■ **Data lines**:

--- START ---

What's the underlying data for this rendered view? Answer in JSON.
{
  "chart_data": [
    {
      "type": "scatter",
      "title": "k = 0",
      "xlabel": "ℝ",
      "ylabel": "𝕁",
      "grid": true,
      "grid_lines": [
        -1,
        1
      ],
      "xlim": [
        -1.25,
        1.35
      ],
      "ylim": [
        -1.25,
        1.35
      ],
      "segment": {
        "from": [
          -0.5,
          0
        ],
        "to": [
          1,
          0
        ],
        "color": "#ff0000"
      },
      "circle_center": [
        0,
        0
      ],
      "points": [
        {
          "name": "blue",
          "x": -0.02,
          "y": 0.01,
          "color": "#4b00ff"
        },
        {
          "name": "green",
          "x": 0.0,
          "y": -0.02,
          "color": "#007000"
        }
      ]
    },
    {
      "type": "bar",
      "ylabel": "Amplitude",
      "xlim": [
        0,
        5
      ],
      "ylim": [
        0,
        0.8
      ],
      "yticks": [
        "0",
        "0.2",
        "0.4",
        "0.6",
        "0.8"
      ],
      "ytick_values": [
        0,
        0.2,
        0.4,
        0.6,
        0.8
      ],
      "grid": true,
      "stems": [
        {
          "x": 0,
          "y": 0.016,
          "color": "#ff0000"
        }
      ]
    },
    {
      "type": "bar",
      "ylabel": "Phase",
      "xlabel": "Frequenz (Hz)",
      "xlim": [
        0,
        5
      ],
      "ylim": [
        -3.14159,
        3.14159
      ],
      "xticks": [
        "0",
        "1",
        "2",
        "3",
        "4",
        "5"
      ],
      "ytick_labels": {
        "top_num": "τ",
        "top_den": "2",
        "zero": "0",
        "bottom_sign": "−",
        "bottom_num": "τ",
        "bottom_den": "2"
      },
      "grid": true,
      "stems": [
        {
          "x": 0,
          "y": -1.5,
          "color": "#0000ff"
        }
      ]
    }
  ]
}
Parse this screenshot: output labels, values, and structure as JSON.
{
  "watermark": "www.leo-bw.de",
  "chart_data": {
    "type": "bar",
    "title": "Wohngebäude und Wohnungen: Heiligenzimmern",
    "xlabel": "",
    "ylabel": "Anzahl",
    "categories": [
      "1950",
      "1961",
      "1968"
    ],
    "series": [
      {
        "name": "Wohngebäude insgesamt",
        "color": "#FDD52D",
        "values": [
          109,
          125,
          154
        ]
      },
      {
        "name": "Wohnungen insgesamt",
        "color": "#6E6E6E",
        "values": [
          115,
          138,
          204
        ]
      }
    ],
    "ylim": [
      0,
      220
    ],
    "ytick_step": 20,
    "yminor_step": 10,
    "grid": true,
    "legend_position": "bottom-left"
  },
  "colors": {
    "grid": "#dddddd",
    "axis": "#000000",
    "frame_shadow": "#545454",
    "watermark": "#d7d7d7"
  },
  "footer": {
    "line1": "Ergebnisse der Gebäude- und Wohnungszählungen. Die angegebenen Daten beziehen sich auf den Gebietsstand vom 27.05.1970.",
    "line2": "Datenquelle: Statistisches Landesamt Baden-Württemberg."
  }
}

--- END ---

■ **Goal**: Pull every line containing the word "this" out of the material and copy it.

■ **Exercise output**:
What's the underlying data for this rendered view? Answer in JSON.
Parse this screenshot: output labels, values, and structure as JSON.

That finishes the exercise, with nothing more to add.